[Extract Boundary: Start]
Minimum bactericidal concentrations (MBC)
For the determination of MBC, a portion of liquid (5ul) from each well that showed no change in color was plated on agar plate and incubated at 37°C for 24 h. The lowest concentrations that yielded no growth after this sub-culture were taken as the MBC (Srinivas et al.,2008).
Results
Wound healing activity in vitro
Cell viability of fibroblast
MTT cell viability assay was performed in response to different concentrations of the seven compounds. The result demonstrated that at lower concentrations (1 and 10µg/ml), no clear effect was seen with all compounds. At higher concentrations (100 and 1000 µg/ml), only compound I and V increased cell viability (p<0.05), but the cell viability was no significant difference with the concentration of 100 µg/ml and 1000 µg/ml (p<0.05)(Figure 1). So 100ug/ml of seven compounds was used in the following experiments.
Figure 1.
Viability of fibroblasts after different compounds treatment measured with MTT assay. Cells were exposed to gradually increased concentration of different compounds. The results are represented as a percentage of absorbance relative to control cells (100%). * Differ (P<0.05) from the control
Cell migration of fibroblast
Transwell assay is a commonly used model for analyzing the molecular mechanism underlying cell migration. With this migration assay, the fibroblasts were cultured in serum-free media with 1% BSA for 24 h in the presence or absence of seven different compounds. The results showed that compound I and V significantly induced cell migration at 100 µg/ml compared with control group and other five compounds (p<0.05), and there is no difference within the above two compounds (p<0.05) (Figure 2).
[Extract Boundary: End]
▶ _Work to complete_:
[1] Answer these questions about the extract:
(a) What volume of liquid from each well was plated on agar to determine the MBC?
(b) At which concentrations did no compound show a clear effect on fibroblast viability?
(c) For how long were the fibroblasts cultured in serum-free media in the migration assay?
[2] Edit the extract's passage between "Viability of fibroblasts" and "(p<0.05) (Figure 2).", inclusive, replacing "serum-free media" with "serum-free medium".
[3] Resume the extract on the fibroblast compound tests from the point where it stops.
The listing after this is separate material with no connection to the extract.
[Information given Boundary: Start]
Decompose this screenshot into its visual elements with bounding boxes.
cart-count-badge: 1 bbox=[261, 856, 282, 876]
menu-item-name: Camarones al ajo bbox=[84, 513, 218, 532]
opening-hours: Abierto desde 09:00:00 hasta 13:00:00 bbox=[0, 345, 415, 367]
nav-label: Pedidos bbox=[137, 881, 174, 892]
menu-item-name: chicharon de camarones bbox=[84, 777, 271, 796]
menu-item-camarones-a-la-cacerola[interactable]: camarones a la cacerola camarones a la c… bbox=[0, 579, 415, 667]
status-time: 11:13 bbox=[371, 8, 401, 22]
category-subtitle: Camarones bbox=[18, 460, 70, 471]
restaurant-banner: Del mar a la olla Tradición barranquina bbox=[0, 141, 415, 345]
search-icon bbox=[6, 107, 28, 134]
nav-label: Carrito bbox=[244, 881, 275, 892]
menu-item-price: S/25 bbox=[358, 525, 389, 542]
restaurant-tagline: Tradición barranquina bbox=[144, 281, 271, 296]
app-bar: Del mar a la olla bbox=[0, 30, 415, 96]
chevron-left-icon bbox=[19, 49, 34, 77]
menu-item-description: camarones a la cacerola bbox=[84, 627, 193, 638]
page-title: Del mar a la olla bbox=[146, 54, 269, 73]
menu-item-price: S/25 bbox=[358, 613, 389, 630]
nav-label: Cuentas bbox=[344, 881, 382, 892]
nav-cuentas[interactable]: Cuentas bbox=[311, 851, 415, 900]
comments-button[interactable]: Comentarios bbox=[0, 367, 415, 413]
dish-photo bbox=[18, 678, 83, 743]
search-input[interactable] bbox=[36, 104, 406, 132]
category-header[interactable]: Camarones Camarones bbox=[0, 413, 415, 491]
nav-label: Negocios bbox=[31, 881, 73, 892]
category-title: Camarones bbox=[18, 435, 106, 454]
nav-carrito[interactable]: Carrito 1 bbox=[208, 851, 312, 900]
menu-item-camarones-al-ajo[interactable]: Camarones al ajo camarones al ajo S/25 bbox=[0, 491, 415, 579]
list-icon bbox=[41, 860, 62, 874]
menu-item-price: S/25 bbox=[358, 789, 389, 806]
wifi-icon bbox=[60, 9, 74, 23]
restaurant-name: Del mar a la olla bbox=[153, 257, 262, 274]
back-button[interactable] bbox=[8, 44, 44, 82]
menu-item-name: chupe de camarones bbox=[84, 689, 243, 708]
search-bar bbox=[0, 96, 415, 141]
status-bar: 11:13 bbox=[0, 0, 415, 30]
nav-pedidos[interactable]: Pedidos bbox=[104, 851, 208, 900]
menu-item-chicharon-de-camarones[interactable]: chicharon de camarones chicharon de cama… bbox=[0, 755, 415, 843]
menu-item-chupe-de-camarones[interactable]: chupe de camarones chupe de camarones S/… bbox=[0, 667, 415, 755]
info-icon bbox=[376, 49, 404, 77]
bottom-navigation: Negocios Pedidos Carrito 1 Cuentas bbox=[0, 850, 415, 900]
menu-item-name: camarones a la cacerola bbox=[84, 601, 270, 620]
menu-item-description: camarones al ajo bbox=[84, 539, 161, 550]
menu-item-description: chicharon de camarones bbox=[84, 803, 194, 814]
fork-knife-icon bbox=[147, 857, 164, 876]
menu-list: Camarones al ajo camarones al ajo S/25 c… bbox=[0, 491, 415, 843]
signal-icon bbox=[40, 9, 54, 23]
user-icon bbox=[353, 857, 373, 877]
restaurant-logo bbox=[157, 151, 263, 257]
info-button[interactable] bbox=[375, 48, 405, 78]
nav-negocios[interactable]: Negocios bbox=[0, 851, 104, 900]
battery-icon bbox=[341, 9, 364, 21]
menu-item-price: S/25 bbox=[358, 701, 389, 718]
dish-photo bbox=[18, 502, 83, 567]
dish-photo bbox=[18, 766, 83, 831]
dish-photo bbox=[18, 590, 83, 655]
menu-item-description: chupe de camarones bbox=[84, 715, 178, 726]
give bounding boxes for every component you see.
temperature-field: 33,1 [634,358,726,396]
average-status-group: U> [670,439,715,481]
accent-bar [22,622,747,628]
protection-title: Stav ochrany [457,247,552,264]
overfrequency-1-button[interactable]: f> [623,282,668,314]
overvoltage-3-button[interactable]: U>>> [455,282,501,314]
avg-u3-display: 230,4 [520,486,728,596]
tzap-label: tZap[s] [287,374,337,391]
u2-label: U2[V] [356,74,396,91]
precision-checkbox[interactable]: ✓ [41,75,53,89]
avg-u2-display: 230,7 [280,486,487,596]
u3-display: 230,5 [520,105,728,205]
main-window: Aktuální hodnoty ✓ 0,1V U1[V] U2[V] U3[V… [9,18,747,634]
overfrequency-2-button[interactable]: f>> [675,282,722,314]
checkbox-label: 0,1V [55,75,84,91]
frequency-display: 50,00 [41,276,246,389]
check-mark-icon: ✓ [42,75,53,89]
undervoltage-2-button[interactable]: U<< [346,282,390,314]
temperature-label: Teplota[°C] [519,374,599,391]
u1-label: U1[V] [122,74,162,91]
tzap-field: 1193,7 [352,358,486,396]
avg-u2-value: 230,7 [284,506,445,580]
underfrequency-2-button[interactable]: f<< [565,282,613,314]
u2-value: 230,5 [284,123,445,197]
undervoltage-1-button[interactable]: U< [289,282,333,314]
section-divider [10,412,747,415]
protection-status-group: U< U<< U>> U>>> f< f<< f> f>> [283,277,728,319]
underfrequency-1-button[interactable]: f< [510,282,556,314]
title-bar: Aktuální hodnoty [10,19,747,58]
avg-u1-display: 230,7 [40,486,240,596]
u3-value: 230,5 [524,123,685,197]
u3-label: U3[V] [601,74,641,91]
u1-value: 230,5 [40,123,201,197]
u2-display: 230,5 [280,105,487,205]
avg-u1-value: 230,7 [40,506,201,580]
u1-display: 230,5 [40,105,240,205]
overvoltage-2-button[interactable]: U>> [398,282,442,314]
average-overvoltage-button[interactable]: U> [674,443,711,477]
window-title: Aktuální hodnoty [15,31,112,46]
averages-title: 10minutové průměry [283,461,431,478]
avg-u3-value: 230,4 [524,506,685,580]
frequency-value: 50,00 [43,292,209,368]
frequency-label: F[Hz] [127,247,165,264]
[Information given Boundary: End]
▶ _Outputs in order_:
[1]
(a) 5ul
(b) 1 and 10 µg/ml
(c) 24 h

[2]
Viability of fibroblasts after different compounds treatment measured with MTT assay. Cells were exposed to gradually increased concentration of different compounds. The results are represented as a percentage of absorbance relative to control cells (100%). * Differ (P<0.05) from the control
Cell migration of fibroblast
Transwell assay is a commonly used model for analyzing the molecular mechanism underlying cell migration. With this migration assay, the fibroblasts were cultured in serum-free medium with 1% BSA for 24 h in the presence or absence of seven different compounds. The results showed that compound I and V significantly induced cell migration at 100 µg/ml compared with control group and other five compounds (p<0.05), and there is no difference within the above two compounds (p<0.05) (Figure 2).

[3]
Figure 2.
Effect of different compounds on fibroblast migration activity in transwell assay. After treated with compound I(B) and V(C), the fibroblasts demonstrated significant capability of migration, compared with absence of any compounds(A).
Wound healing activity in vivo
The percent wound contraction of excision wounds
Starting from day 4 to day 16 after wound creation, the wound contraction of compound I, V and positive control group was found to be significant compared with negative control group and other compounds (p<0.05). On day 18, wounds in compounds I, V and positive control treated group healed completely. Wounds in other five compounds and negative control treated group did not heal until day 22 after wound creation (Table 1).
Table 1.
The percent wound contraction of excision wounds at different time point
| Group | Day 2 | Day 4 | Day 6 | Day 8 | Day 10 | Day 12 | Day 14 | Day 16 | Day 18 | Day 20 | Day 22 |
| Compound I |
17.9±1.0 | 36.2±1.8* | 43.5±2.0* | 62.6±2.1* | 77.3±1.8* | 86.1±2.4* | 90.7±2.0* | 96.8±1.9* | 100* | 100* | 100 |
| Compound II |
16.0±1.1 | 30.2±1.3 | 37.6±2.2 | 57.4±1.6 | 64.8±1.9 | 76.3±1.8 | 82.4±1.4 | 87.5±1.9 | 92.5±2.1 | 96.3±2.1 | 100 |
| Compound III |
16.5±1.3 | 31.0±1.1 | 39.3±2.9 | 56.8±2.0 | 63.3±1.6 | 76.1±2.6 | 83.7±1.5 | 88.5±1.9 | 91.7±2.0 | 96.9±1.1 | 100 |
| Compound IV |
15.7±1.5 | 32.1±2.0 | 39.5±1.9 | 56.1±2.2 | 64.1±1.4 | 77.0±1.6 | 84.3±3.1 | 87.9±1.6 | 92.8±2.1 | 96.3±1.4 | 100 |
| Compound V |
16.8±1.0 | 35.7±1.6* | 42.4±2.4* | 60.7±3.1* | 76.9±3.1* | 85.2±2.3* | 90.5±2.0* | 96.1±1.1* | 100* | 100* | 100 |
| Compound VI |
16.2±0.9 | 31.9±1.0 | 38.0±2.1 | 58.3±2.5 | 65.8±2.3 | 75.2±2.1 | 84.9±2.3 | 89.1±2.7 | 93.5±3.1 | 97.0±1.4 | 100 |
| Compound VII |
17.3±1.0 | 31.1±1.3 | 38.3±3.0 | 54.9±2.5 | 63.5±1.5 | 75.9±1.6 | 82.9±2.6 | 87.0±2.6 | 93.0±1.2 | 96.5±1.3 | 100 |
| Positive control |
18.3±1.4 | 39.3±1.5* | 45.2±2.3* | 63.7±1.4* | 77.4±2.6* | 86.6±2.7* | 92.1±1.9* | 97.3±1.1* | 100* | 100* | 100 |
| Negative control |
16.2±1.1 | 31.5±2.1 | 38.2±1.7 | 55.5±2.0 | 63.6±1.9 | 75.7±2.1 | 83.4±1.5 | 87.2±3.1 | 92.2±2.3 | 95.4±1.8 | 100 |
Values are mean ± S.D.
P<0.05 as compared to negative control group.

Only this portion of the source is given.